» **WRITTEN EXERCISE**
Extract every line that includes the string "אביב".

» **GIVEN ENTRIES**
──────────
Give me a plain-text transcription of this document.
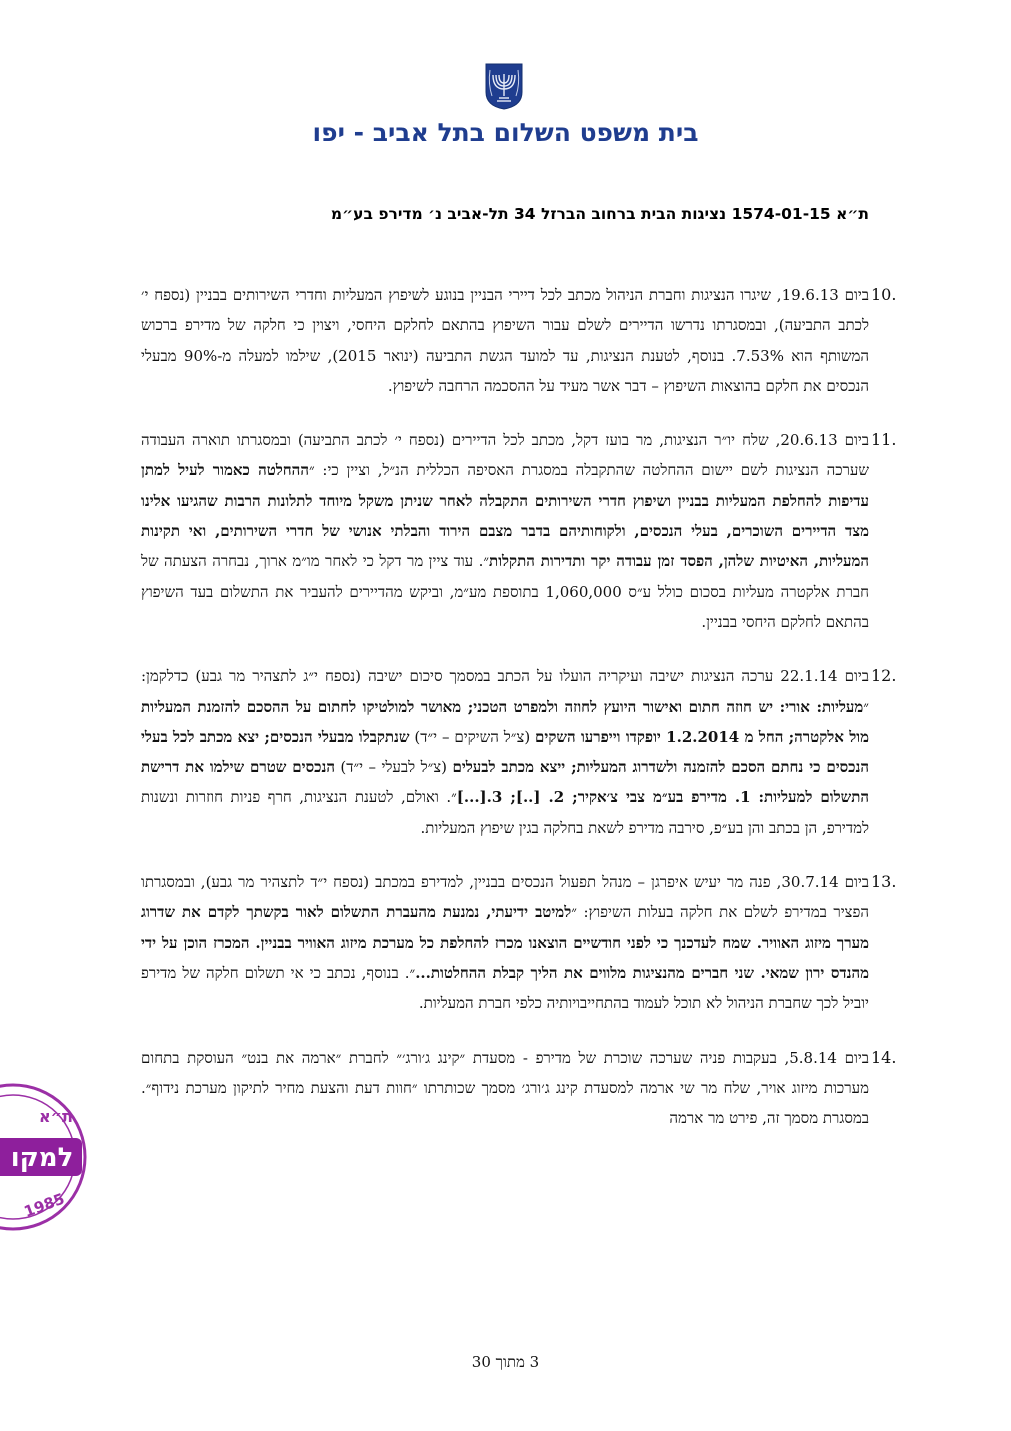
בית משפט השלום בתל אביב - יפו
ת״א 1574-01-15 נציגות הבית ברחוב הברזל 34 תל-אביב נ׳ מדירפ בע״מ
10.
ביום 19.6.13, שיגרו הנציגות וחברת הניהול מכתב לכל דיירי הבניין בנוגע לשיפוץ המעליות וחדרי השירותים בבניין (נספח י׳ לכתב התביעה), ובמסגרתו נדרשו הדיירים לשלם עבור השיפוץ בהתאם לחלקם היחסי, ויצוין כי חלקה של מדירפ ברכוש המשותף הוא 7.53%. בנוסף, לטענת הנציגות, עד למועד הגשת התביעה (ינואר 2015), שילמו למעלה מ-90% מבעלי הנכסים את חלקם בהוצאות השיפוץ – דבר אשר מעיד על ההסכמה הרחבה לשיפוץ.
11.
ביום 20.6.13, שלח יו״ר הנציגות, מר בועז דקל, מכתב לכל הדיירים (נספח י׳ לכתב התביעה) ובמסגרתו תוארה העבודה שערכה הנציגות לשם יישום ההחלטה שהתקבלה במסגרת האסיפה הכללית הנ״ל, וציין כי: ״ההחלטה כאמור לעיל למתן עדיפות להחלפת המעליות בבניין ושיפוץ חדרי השירותים התקבלה לאחר שניתן משקל מיוחד לתלונות הרבות שהגיעו אלינו מצד הדיירים השוכרים, בעלי הנכסים, ולקוחותיהם בדבר מצבם הירוד והבלתי אנושי של חדרי השירותים, ואי תקינות המעליות, האיטיות שלהן, הפסד זמן עבודה יקר ותדירות התקלות״. עוד ציין מר דקל כי לאחר מו״מ ארוך, נבחרה הצעתה של חברת אלקטרה מעליות בסכום כולל ע״ס 1,060,000 בתוספת מע״מ, וביקש מהדיירים להעביר את התשלום בעד השיפוץ בהתאם לחלקם היחסי בבניין.
12.
ביום 22.1.14 ערכה הנציגות ישיבה ועיקריה הועלו על הכתב במסמך סיכום ישיבה (נספח י״ג לתצהיר מר גבע) כדלקמן: ״מעליות: אורי: יש חוזה חתום ואישור היועץ לחוזה ולמפרט הטכני; מאושר למולטיקו לחתום על ההסכם להזמנת המעליות מול אלקטרה; החל מ 1.2.2014 יופקדו וייפרעו השקים (צ״ל השיקים – י״ד) שנתקבלו מבעלי הנכסים; יצא מכתב לכל בעלי הנכסים כי נחתם הסכם להזמנה ולשדרוג המעליות; ייצא מכתב לבעלים (צ״ל לבעלי – י״ד) הנכסים שטרם שילמו את דרישת התשלום למעליות: 1. מדירפ בע״מ צבי צ׳אקיר; 2. [..]; 3.[...]״. ואולם, לטענת הנציגות, חרף פניות חוזרות ונשנות למדירפ, הן בכתב והן בע״פ, סירבה מדירפ לשאת בחלקה בגין שיפוץ המעליות.
13.
ביום 30.7.14, פנה מר יעיש איפרגן – מנהל תפעול הנכסים בבניין, למדירפ במכתב (נספח י״ד לתצהיר מר גבע), ובמסגרתו הפציר במדירפ לשלם את חלקה בעלות השיפוץ: ״למיטב ידיעתי, נמנעת מהעברת התשלום לאור בקשתך לקדם את שדרוג מערך מיזוג האוויר. שמח לעדכנך כי לפני חודשיים הוצאנו מכרז להחלפת כל מערכת מיזוג האוויר בבניין. המכרז הוכן על ידי מהנדס ירון שמאי. שני חברים מהנציגות מלווים את הליך קבלת ההחלטות...״. בנוסף, נכתב כי אי תשלום חלקה של מדירפ יוביל לכך שחברת הניהול לא תוכל לעמוד בהתחייבויותיה כלפי חברת המעליות.
14.
ביום 5.8.14, בעקבות פניה שערכה שוכרת של מדירפ - מסעדת ״קינג ג׳ורג׳״ לחברת ״ארמה את בנט״ העוסקת בתחום מערכות מיזוג אויר, שלח מר שי ארמה למסעדת קינג ג׳ורג׳ מסמך שכותרתו ״חוות דעת והצעת מחיר לתיקון מערכת נידוף״. במסגרת מסמך זה, פירט מר ארמה
3 מתוך 30
ת״א
למקו
1985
──────────
» **ANSWER IN FULL**
בית משפט השלום בתל אביב - יפו
ת״א 1574-01-15 נציגות הבית ברחוב הברזל 34 תל-אביב נ׳ מדירפ בע״מ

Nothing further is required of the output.